[Work required]
Check the listing below for lines that hold "titles". How many are there? Please give only the number.

[Records provided]
=-=-=

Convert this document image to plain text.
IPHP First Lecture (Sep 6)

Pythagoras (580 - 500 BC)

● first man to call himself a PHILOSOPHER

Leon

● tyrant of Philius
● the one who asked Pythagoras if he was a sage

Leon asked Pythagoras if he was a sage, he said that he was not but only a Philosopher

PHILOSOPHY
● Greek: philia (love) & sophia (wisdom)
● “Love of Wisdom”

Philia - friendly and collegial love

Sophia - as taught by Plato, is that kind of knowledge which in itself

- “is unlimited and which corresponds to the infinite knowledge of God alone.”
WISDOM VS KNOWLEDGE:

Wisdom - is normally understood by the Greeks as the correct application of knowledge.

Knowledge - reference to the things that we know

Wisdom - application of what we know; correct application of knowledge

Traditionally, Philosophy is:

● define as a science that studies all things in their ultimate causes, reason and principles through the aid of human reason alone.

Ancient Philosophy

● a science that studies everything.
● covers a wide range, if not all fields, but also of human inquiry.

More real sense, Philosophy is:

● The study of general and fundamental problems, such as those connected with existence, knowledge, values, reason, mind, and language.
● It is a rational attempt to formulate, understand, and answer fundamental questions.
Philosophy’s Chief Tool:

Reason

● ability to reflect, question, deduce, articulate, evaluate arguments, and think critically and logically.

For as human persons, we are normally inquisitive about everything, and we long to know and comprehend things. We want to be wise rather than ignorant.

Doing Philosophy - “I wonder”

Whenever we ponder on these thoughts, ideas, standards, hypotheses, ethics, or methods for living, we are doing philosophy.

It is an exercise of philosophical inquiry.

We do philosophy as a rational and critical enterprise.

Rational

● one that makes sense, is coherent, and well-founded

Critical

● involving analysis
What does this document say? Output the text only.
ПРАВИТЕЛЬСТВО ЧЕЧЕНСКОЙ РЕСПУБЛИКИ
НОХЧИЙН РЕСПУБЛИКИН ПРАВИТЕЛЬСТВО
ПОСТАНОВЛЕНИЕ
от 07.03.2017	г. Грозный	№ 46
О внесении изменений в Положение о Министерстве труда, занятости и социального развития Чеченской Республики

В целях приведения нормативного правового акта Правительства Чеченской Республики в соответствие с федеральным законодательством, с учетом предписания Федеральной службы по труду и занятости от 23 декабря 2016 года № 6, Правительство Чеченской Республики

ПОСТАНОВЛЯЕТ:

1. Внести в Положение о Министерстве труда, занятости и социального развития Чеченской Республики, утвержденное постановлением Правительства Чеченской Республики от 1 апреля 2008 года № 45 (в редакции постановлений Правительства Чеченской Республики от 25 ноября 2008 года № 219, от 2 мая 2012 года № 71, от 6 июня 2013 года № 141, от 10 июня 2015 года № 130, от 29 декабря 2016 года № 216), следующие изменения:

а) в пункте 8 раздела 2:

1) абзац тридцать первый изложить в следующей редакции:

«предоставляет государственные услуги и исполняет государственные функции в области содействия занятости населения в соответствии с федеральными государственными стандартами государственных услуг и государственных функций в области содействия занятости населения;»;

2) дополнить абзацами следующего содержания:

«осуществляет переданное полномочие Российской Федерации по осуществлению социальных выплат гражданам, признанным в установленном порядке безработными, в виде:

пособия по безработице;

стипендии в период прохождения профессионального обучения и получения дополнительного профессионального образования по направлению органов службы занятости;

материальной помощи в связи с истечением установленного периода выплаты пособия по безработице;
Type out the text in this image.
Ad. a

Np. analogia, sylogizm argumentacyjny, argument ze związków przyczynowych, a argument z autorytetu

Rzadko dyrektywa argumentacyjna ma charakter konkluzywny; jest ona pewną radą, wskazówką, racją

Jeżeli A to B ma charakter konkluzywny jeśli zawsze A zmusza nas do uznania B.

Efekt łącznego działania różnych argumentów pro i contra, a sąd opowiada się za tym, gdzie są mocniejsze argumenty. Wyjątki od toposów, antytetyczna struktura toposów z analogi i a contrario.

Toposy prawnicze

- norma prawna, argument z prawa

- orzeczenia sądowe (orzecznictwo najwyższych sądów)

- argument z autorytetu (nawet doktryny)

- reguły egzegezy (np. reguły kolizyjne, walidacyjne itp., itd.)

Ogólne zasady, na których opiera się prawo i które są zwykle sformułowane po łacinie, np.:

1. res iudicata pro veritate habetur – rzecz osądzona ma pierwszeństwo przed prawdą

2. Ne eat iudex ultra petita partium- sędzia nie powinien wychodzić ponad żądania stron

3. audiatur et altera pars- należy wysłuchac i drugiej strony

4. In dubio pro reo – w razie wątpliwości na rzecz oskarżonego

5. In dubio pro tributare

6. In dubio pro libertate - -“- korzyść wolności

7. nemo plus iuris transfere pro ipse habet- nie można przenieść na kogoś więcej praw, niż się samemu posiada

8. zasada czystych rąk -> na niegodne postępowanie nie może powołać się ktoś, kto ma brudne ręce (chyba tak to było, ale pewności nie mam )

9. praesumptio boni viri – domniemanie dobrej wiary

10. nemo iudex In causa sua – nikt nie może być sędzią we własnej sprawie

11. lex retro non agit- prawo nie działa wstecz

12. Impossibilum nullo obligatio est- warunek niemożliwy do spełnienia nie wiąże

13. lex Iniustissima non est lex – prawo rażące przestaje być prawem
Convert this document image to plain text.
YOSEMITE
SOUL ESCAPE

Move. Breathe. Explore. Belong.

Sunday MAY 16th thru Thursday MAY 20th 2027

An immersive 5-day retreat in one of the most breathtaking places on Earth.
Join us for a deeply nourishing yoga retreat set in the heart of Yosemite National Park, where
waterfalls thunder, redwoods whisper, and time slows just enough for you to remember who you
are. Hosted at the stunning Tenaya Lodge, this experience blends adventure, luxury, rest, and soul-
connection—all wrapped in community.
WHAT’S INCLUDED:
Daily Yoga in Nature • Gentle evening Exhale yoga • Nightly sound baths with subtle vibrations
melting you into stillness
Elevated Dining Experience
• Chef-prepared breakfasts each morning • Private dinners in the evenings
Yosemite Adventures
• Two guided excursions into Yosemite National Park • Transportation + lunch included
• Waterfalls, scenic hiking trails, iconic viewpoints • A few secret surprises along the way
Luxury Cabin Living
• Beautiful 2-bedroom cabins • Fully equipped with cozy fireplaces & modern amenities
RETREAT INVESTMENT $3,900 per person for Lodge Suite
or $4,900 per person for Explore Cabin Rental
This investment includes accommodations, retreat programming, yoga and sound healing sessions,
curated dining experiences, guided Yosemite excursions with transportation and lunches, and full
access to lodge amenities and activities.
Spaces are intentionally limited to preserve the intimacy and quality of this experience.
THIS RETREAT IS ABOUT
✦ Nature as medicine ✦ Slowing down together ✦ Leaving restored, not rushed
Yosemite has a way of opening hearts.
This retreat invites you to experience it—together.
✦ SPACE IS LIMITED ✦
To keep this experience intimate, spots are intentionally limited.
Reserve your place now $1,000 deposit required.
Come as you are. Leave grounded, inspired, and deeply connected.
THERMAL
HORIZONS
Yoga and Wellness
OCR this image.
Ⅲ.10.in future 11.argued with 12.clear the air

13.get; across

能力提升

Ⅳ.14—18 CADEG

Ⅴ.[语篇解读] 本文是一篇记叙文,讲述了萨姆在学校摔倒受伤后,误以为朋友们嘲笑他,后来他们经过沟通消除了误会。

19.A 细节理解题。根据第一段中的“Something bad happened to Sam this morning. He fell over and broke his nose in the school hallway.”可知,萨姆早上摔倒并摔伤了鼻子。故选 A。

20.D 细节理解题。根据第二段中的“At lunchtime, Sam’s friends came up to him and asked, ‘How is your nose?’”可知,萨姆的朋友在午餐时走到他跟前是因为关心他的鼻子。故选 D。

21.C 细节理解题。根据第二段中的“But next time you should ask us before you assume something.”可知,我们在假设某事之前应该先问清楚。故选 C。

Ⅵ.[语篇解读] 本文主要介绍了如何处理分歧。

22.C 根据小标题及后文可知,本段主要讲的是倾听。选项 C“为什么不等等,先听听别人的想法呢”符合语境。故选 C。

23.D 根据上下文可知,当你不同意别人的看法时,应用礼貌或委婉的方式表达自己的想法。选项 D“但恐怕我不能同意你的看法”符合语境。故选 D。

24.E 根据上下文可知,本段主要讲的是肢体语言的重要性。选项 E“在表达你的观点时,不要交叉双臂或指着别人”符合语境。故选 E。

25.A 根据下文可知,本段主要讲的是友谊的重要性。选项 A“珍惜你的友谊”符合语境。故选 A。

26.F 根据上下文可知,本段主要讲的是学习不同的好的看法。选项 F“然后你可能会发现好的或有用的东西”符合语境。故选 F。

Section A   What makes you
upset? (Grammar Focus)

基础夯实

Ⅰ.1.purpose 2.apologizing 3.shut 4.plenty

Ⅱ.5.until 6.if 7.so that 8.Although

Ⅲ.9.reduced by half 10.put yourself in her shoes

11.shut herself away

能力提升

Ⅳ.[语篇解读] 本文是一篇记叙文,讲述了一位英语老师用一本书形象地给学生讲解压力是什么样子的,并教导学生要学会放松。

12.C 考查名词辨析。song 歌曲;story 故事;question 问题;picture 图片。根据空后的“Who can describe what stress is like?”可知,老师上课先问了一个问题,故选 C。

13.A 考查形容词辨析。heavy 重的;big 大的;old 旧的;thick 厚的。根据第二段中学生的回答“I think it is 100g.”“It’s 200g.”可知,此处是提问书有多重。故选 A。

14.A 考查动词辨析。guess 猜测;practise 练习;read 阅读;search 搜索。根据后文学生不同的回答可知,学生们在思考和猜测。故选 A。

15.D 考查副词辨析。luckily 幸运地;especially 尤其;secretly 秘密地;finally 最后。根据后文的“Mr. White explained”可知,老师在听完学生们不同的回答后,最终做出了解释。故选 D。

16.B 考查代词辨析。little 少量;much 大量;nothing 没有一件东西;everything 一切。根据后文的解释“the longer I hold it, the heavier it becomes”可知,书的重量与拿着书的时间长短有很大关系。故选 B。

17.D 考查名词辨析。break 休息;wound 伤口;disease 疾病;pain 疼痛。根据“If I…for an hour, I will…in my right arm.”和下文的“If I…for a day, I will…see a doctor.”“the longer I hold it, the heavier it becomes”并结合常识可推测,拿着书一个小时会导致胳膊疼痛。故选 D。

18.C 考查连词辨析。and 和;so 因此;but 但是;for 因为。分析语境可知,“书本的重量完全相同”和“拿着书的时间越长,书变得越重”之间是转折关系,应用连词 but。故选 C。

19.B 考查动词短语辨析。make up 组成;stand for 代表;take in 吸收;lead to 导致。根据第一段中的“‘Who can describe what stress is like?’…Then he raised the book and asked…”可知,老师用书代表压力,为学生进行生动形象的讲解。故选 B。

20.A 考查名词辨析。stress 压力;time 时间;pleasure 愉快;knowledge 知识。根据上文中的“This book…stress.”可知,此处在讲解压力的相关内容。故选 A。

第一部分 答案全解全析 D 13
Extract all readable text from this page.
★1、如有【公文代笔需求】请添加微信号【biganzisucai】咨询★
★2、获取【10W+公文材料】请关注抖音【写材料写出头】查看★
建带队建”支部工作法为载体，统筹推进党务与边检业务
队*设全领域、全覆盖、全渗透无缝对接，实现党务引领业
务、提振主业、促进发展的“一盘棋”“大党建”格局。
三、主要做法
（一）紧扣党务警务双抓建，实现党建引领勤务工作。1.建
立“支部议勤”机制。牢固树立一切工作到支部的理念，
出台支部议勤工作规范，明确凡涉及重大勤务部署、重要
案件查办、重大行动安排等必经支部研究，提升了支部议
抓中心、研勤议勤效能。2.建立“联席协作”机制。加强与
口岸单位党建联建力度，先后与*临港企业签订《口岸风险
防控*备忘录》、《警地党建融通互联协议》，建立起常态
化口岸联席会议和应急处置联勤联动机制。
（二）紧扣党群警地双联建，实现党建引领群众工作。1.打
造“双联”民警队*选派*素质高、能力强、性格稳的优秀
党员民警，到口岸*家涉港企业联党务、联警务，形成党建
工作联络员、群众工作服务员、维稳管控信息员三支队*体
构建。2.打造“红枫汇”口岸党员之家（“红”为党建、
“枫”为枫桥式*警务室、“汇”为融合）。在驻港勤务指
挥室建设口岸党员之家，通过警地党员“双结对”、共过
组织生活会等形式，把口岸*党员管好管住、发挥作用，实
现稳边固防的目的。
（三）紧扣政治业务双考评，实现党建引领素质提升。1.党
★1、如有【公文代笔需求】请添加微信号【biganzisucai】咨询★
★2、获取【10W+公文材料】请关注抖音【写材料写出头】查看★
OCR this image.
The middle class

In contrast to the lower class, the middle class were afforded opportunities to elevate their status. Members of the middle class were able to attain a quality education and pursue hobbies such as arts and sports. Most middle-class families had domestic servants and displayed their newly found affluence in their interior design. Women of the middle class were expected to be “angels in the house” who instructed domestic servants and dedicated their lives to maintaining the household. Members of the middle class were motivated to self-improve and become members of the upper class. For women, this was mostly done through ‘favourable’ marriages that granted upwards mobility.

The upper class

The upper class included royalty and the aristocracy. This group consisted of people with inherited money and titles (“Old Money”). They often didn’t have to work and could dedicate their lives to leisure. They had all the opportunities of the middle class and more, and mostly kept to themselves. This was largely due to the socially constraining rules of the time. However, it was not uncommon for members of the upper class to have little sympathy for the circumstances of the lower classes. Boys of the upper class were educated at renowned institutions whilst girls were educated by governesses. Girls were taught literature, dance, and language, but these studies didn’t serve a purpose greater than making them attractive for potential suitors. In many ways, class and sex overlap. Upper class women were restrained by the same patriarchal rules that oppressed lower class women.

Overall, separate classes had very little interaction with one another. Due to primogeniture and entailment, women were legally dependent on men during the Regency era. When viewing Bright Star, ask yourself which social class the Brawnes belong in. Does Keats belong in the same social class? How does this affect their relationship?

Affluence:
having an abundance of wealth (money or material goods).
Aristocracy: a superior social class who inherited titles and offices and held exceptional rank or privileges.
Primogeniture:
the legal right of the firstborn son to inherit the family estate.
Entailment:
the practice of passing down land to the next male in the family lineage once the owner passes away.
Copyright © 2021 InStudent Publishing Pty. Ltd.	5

=-=-=

[Written solution]
2